* Provided information *
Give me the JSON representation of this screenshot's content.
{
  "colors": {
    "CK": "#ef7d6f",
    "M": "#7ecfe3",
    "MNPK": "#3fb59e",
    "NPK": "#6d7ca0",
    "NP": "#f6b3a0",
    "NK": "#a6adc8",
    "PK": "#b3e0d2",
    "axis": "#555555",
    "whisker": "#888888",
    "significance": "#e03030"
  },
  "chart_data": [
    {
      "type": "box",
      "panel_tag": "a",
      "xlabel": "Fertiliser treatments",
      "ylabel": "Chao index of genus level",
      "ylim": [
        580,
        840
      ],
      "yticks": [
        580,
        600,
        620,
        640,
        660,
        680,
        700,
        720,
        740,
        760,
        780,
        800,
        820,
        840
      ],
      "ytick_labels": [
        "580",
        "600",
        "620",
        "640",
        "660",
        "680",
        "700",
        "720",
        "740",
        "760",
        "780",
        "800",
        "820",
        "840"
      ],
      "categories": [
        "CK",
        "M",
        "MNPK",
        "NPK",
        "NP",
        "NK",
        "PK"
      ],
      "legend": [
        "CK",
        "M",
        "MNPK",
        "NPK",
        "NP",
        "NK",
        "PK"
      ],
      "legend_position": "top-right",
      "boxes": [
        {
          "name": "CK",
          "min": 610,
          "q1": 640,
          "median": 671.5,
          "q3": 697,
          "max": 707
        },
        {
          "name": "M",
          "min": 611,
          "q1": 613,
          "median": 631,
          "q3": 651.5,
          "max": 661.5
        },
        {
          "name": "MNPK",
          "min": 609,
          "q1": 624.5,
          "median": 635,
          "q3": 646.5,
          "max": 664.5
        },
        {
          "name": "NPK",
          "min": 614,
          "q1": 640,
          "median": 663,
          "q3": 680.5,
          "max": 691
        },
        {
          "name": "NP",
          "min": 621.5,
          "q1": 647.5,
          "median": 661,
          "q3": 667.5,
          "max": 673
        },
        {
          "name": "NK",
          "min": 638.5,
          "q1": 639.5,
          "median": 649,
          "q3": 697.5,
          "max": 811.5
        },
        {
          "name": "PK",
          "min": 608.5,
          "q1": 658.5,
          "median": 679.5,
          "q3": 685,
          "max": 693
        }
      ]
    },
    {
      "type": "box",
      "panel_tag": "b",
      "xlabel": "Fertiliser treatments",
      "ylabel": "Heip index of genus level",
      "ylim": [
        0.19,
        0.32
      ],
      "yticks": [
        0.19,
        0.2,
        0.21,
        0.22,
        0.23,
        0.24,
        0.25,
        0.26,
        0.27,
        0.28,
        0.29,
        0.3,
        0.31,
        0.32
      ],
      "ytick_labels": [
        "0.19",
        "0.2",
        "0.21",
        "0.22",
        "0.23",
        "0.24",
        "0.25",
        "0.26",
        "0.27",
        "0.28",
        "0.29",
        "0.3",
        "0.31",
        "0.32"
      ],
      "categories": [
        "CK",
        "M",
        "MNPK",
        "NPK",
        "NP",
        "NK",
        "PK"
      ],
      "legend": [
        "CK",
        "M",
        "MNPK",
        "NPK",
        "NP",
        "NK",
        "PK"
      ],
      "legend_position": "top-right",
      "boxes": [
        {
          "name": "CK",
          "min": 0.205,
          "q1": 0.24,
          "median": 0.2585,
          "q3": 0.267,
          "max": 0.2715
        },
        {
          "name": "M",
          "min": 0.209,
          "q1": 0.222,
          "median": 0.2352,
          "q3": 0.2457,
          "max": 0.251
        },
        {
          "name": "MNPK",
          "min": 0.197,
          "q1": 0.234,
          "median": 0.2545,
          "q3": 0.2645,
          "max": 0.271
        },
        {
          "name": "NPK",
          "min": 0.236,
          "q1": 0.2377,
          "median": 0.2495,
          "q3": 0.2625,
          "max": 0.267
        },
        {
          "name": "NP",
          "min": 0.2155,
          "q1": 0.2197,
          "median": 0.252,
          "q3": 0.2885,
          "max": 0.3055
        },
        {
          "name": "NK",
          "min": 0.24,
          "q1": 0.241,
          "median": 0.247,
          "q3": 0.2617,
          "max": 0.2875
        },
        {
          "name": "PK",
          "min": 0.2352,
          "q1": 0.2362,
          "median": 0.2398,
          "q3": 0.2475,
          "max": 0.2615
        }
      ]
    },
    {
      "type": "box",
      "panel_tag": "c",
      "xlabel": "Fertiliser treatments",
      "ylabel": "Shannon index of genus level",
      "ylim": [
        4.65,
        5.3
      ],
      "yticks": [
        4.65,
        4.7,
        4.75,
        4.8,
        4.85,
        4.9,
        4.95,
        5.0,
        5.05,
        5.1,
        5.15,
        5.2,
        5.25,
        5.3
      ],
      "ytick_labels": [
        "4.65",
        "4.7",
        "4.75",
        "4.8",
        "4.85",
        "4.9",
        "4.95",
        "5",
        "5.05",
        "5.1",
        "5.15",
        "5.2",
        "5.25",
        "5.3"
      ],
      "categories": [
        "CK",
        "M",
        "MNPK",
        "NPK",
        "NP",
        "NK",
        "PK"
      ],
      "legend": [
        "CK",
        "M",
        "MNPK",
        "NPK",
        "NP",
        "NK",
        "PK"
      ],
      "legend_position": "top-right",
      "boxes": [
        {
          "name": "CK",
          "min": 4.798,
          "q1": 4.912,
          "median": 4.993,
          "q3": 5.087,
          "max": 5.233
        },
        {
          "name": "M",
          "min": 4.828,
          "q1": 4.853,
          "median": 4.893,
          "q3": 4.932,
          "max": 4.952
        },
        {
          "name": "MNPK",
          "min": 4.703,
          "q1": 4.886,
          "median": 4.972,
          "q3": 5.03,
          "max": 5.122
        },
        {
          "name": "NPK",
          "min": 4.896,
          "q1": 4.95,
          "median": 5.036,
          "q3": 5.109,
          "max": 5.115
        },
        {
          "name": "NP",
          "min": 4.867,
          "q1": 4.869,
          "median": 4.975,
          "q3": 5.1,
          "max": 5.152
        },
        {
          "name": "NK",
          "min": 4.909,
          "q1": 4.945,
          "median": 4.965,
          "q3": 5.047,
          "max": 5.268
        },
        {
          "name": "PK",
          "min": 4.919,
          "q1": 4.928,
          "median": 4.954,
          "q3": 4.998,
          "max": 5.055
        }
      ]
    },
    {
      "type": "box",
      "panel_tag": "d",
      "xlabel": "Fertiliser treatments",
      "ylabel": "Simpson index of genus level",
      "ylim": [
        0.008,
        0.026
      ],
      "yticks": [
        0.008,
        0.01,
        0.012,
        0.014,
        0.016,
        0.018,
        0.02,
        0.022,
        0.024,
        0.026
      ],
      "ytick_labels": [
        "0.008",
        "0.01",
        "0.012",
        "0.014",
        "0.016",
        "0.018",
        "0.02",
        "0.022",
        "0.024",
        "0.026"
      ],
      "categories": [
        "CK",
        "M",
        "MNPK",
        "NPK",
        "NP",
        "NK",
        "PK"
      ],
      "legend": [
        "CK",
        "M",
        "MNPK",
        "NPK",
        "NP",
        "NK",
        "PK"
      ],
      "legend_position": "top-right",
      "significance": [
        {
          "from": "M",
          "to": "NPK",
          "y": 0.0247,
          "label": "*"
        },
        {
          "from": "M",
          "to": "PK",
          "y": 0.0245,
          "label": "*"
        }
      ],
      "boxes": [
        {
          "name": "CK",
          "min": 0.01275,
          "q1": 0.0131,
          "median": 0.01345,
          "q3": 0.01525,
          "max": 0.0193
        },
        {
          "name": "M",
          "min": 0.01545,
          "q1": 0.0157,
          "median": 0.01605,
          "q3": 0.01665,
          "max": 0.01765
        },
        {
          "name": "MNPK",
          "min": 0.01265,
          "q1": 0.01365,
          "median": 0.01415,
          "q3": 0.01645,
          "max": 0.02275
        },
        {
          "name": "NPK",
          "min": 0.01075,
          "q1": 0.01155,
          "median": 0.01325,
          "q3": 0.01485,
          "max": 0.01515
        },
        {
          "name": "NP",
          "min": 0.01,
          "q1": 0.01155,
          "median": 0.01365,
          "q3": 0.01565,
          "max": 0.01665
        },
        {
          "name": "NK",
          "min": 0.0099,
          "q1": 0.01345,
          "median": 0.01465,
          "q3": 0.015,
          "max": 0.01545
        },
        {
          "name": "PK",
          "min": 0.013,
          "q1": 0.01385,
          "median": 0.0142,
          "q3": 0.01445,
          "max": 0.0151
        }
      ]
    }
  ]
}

* What to produce *
State how many lines of the records above contain the word "genus", giving only that number.

* Solution to this problem *
4